◆ The task
Print all records exactly, leaving nothing out.

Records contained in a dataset
————
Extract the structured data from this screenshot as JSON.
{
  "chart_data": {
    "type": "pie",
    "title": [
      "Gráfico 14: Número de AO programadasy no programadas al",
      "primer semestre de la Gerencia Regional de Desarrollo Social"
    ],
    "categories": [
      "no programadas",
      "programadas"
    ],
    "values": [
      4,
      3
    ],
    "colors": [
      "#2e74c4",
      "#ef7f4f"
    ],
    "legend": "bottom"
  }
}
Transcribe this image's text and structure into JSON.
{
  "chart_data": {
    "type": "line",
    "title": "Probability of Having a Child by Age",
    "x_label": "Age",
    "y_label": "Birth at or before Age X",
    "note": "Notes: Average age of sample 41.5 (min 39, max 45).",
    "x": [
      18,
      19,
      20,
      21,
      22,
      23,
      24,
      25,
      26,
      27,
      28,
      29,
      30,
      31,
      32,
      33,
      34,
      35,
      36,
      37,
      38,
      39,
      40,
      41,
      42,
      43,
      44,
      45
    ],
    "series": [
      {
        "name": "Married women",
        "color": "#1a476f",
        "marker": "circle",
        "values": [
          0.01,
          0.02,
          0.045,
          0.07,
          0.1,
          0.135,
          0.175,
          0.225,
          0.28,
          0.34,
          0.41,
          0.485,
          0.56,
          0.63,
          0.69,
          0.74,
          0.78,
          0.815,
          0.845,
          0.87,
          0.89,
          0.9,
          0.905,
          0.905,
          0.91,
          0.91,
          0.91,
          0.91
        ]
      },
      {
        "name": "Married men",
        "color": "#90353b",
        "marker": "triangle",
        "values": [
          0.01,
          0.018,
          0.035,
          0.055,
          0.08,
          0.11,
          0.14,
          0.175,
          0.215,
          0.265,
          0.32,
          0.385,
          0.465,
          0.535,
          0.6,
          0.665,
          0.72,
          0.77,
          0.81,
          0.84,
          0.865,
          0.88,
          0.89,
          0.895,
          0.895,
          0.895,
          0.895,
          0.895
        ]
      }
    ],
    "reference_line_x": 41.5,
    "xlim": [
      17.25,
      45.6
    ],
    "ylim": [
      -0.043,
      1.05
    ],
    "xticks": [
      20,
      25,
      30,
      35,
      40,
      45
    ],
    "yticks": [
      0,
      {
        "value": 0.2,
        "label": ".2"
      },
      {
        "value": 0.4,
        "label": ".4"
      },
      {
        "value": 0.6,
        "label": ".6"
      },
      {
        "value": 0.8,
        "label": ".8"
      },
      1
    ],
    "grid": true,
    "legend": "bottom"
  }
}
————
◆ Answer to the task
Extract the structured data from this screenshot as JSON.
{
  "chart_data": {
    "type": "pie",
    "title": [
      "Gráfico 14: Número de AO programadasy no programadas al",
      "primer semestre de la Gerencia Regional de Desarrollo Social"
    ],
    "categories": [
      "no programadas",
      "programadas"
    ],
    "values": [
      4,
      3
    ],
    "colors": [
      "#2e74c4",
      "#ef7f4f"
    ],
    "legend": "bottom"
  }
}
Transcribe this image's text and structure into JSON.
{
  "chart_data": {
    "type": "line",
    "title": "Probability of Having a Child by Age",
    "x_label": "Age",
    "y_label": "Birth at or before Age X",
    "note": "Notes: Average age of sample 41.5 (min 39, max 45).",
    "x": [
      18,
      19,
      20,
      21,
      22,
      23,
      24,
      25,
      26,
      27,
      28,
      29,
      30,
      31,
      32,
      33,
      34,
      35,
      36,
      37,
      38,
      39,
      40,
      41,
      42,
      43,
      44,
      45
    ],
    "series": [
      {
        "name": "Married women",
        "color": "#1a476f",
        "marker": "circle",
        "values": [
          0.01,
          0.02,
          0.045,
          0.07,
          0.1,
          0.135,
          0.175,
          0.225,
          0.28,
          0.34,
          0.41,
          0.485,
          0.56,
          0.63,
          0.69,
          0.74,
          0.78,
          0.815,
          0.845,
          0.87,
          0.89,
          0.9,
          0.905,
          0.905,
          0.91,
          0.91,
          0.91,
          0.91
        ]
      },
      {
        "name": "Married men",
        "color": "#90353b",
        "marker": "triangle",
        "values": [
          0.01,
          0.018,
          0.035,
          0.055,
          0.08,
          0.11,
          0.14,
          0.175,
          0.215,
          0.265,
          0.32,
          0.385,
          0.465,
          0.535,
          0.6,
          0.665,
          0.72,
          0.77,
          0.81,
          0.84,
          0.865,
          0.88,
          0.89,
          0.895,
          0.895,
          0.895,
          0.895,
          0.895
        ]
      }
    ],
    "reference_line_x": 41.5,
    "xlim": [
      17.25,
      45.6
    ],
    "ylim": [
      -0.043,
      1.05
    ],
    "xticks": [
      20,
      25,
      30,
      35,
      40,
      45
    ],
    "yticks": [
      0,
      {
        "value": 0.2,
        "label": ".2"
      },
      {
        "value": 0.4,
        "label": ".4"
      },
      {
        "value": 0.6,
        "label": ".6"
      },
      {
        "value": 0.8,
        "label": ".8"
      },
      1
    ],
    "grid": true,
    "legend": "bottom"
  }
}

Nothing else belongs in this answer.